EXERCISE DETAILS: Your task is to output the entries below word for word.

Data entries:
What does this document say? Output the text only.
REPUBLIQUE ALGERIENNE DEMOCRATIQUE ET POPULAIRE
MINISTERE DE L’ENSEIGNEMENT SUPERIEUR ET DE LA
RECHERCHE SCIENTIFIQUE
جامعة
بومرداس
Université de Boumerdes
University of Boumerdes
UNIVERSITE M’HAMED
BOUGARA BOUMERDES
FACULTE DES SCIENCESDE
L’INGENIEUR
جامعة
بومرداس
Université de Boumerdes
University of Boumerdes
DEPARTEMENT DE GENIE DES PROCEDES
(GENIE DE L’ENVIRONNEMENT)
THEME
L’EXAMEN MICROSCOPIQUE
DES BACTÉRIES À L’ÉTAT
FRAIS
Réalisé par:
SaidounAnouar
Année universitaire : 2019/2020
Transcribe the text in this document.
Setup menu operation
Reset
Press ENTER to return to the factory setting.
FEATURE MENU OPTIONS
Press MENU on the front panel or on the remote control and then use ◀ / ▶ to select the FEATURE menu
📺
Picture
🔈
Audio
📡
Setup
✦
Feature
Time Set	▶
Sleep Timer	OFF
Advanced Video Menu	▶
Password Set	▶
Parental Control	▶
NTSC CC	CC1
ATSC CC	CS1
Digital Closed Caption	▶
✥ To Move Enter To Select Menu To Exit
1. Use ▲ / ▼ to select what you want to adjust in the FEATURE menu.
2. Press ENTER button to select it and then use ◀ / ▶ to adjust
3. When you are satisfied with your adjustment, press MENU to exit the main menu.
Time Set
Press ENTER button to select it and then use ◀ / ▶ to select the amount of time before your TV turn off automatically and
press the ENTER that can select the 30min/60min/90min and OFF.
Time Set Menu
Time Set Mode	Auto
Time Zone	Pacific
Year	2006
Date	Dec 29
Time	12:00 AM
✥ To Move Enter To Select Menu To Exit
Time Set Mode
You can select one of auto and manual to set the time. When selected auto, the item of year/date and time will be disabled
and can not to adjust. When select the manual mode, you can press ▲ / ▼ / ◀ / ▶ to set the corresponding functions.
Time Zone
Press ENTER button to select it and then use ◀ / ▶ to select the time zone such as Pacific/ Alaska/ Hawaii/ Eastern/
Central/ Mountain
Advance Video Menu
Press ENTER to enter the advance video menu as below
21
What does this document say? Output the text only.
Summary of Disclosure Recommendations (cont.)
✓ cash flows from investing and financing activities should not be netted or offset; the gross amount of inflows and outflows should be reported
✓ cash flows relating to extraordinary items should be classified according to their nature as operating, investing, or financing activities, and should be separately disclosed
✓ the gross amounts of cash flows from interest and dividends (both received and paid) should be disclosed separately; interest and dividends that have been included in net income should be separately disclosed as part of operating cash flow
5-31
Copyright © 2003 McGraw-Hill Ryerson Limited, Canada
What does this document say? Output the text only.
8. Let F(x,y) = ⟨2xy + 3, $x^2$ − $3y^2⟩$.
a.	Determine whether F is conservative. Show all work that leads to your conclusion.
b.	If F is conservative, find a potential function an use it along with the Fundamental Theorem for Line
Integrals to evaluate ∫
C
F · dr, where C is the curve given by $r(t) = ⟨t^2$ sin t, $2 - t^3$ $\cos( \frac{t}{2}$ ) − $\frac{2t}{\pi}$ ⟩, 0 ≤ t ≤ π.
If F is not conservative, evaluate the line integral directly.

TASK ANSWER:
What does this document say? Output the text only.
REPUBLIQUE ALGERIENNE DEMOCRATIQUE ET POPULAIRE
MINISTERE DE L’ENSEIGNEMENT SUPERIEUR ET DE LA
RECHERCHE SCIENTIFIQUE
جامعة
بومرداس
Université de Boumerdes
University of Boumerdes
UNIVERSITE M’HAMED
BOUGARA BOUMERDES
FACULTE DES SCIENCESDE
L’INGENIEUR
جامعة
بومرداس
Université de Boumerdes
University of Boumerdes
DEPARTEMENT DE GENIE DES PROCEDES
(GENIE DE L’ENVIRONNEMENT)
THEME
L’EXAMEN MICROSCOPIQUE
DES BACTÉRIES À L’ÉTAT
FRAIS
Réalisé par:
SaidounAnouar
Année universitaire : 2019/2020
Transcribe the text in this document.
Setup menu operation
Reset
Press ENTER to return to the factory setting.
FEATURE MENU OPTIONS
Press MENU on the front panel or on the remote control and then use ◀ / ▶ to select the FEATURE menu
📺
Picture
🔈
Audio
📡
Setup
✦
Feature
Time Set	▶
Sleep Timer	OFF
Advanced Video Menu	▶
Password Set	▶
Parental Control	▶
NTSC CC	CC1
ATSC CC	CS1
Digital Closed Caption	▶
✥ To Move Enter To Select Menu To Exit
1. Use ▲ / ▼ to select what you want to adjust in the FEATURE menu.
2. Press ENTER button to select it and then use ◀ / ▶ to adjust
3. When you are satisfied with your adjustment, press MENU to exit the main menu.
Time Set
Press ENTER button to select it and then use ◀ / ▶ to select the amount of time before your TV turn off automatically and
press the ENTER that can select the 30min/60min/90min and OFF.
Time Set Menu
Time Set Mode	Auto
Time Zone	Pacific
Year	2006
Date	Dec 29
Time	12:00 AM
✥ To Move Enter To Select Menu To Exit
Time Set Mode
You can select one of auto and manual to set the time. When selected auto, the item of year/date and time will be disabled
and can not to adjust. When select the manual mode, you can press ▲ / ▼ / ◀ / ▶ to set the corresponding functions.
Time Zone
Press ENTER button to select it and then use ◀ / ▶ to select the time zone such as Pacific/ Alaska/ Hawaii/ Eastern/
Central/ Mountain
Advance Video Menu
Press ENTER to enter the advance video menu as below
21
What does this document say? Output the text only.
Summary of Disclosure Recommendations (cont.)
✓ cash flows from investing and financing activities should not be netted or offset; the gross amount of inflows and outflows should be reported
✓ cash flows relating to extraordinary items should be classified according to their nature as operating, investing, or financing activities, and should be separately disclosed
✓ the gross amounts of cash flows from interest and dividends (both received and paid) should be disclosed separately; interest and dividends that have been included in net income should be separately disclosed as part of operating cash flow
5-31
Copyright © 2003 McGraw-Hill Ryerson Limited, Canada
What does this document say? Output the text only.
8. Let F(x,y) = ⟨2xy + 3, $x^2$ − $3y^2⟩$.
a.	Determine whether F is conservative. Show all work that leads to your conclusion.
b.	If F is conservative, find a potential function an use it along with the Fundamental Theorem for Line
Integrals to evaluate ∫
C
F · dr, where C is the curve given by $r(t) = ⟨t^2$ sin t, $2 - t^3$ $\cos( \frac{t}{2}$ ) − $\frac{2t}{\pi}$ ⟩, 0 ≤ t ≤ π.
If F is not conservative, evaluate the line integral directly.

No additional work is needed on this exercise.